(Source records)
· · · · ·

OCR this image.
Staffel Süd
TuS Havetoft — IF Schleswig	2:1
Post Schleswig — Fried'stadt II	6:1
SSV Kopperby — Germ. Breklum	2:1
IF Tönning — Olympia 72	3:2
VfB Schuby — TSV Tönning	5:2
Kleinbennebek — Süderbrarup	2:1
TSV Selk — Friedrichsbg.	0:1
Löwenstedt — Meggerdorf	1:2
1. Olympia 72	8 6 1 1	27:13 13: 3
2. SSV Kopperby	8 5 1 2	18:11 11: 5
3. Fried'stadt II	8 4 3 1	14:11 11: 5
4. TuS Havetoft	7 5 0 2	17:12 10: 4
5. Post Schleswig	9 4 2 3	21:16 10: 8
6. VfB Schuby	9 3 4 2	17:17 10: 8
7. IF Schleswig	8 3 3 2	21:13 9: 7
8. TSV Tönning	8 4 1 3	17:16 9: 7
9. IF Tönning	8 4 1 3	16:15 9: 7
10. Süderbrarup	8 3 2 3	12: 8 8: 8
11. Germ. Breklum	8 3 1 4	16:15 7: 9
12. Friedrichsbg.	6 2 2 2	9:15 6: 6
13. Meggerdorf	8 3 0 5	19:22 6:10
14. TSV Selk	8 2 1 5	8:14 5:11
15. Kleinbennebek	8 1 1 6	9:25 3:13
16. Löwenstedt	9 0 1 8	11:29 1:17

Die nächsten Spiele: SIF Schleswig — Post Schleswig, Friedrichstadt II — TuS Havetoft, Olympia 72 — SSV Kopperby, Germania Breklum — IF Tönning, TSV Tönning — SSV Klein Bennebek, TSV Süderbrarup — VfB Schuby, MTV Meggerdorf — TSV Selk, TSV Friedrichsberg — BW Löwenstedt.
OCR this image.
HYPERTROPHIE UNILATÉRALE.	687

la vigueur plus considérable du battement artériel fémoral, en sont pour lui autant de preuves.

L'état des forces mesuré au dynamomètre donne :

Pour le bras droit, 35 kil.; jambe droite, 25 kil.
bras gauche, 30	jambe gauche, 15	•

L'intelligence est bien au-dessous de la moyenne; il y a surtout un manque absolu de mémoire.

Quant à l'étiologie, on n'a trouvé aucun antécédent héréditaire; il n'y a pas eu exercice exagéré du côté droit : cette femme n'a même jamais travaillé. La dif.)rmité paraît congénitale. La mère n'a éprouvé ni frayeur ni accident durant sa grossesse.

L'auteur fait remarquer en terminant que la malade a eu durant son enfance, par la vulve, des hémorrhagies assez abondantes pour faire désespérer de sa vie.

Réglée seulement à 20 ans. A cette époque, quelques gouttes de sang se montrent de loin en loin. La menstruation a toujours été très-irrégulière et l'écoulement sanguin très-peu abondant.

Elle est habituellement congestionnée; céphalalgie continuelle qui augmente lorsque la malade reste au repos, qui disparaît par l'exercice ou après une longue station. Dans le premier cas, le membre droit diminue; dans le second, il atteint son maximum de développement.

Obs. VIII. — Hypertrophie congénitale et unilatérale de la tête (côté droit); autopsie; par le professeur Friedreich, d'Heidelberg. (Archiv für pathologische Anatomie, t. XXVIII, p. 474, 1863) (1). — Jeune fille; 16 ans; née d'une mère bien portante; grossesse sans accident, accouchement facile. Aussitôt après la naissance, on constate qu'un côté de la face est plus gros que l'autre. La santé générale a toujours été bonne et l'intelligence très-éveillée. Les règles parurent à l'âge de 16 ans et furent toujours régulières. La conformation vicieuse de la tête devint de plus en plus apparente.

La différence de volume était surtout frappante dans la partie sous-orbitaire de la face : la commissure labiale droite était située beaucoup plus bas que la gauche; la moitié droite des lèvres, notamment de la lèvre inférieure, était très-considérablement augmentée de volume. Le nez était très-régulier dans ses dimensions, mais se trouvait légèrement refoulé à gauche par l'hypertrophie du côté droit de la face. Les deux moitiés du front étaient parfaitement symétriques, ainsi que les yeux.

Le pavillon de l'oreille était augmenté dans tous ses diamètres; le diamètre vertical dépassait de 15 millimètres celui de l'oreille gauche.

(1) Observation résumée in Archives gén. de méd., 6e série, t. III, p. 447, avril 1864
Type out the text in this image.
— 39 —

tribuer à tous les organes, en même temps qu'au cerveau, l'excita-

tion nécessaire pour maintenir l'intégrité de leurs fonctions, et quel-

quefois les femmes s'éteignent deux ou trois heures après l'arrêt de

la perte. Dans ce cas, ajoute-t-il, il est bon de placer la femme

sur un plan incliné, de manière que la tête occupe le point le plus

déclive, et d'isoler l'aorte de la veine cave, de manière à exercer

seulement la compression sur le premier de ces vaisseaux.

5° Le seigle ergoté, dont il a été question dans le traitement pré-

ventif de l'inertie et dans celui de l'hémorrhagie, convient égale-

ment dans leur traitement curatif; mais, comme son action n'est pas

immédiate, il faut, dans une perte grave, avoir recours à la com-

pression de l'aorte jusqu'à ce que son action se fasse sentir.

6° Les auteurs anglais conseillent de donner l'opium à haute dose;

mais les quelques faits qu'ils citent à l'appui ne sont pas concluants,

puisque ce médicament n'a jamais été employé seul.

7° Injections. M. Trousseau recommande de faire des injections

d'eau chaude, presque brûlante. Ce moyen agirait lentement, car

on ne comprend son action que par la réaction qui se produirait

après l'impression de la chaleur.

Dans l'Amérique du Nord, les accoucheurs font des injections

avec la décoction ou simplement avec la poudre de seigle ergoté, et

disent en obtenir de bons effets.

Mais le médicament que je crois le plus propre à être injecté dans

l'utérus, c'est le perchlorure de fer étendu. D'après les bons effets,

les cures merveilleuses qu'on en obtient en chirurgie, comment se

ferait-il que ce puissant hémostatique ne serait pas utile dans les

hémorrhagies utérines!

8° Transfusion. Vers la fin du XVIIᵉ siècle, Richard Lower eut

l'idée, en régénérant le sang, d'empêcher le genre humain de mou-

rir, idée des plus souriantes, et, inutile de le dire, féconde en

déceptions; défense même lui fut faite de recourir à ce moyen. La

· · · · ·

● Objective
Scan the lines for the string "faire". Copy out each line that matches.

● Reply to the exercise
L'auteur fait remarquer en terminant que la malade a eu durant son enfance, par la vulve, des hémorrhagies assez abondantes pour faire désespérer de sa vie.
7° Injections. M. Trousseau recommande de faire des injections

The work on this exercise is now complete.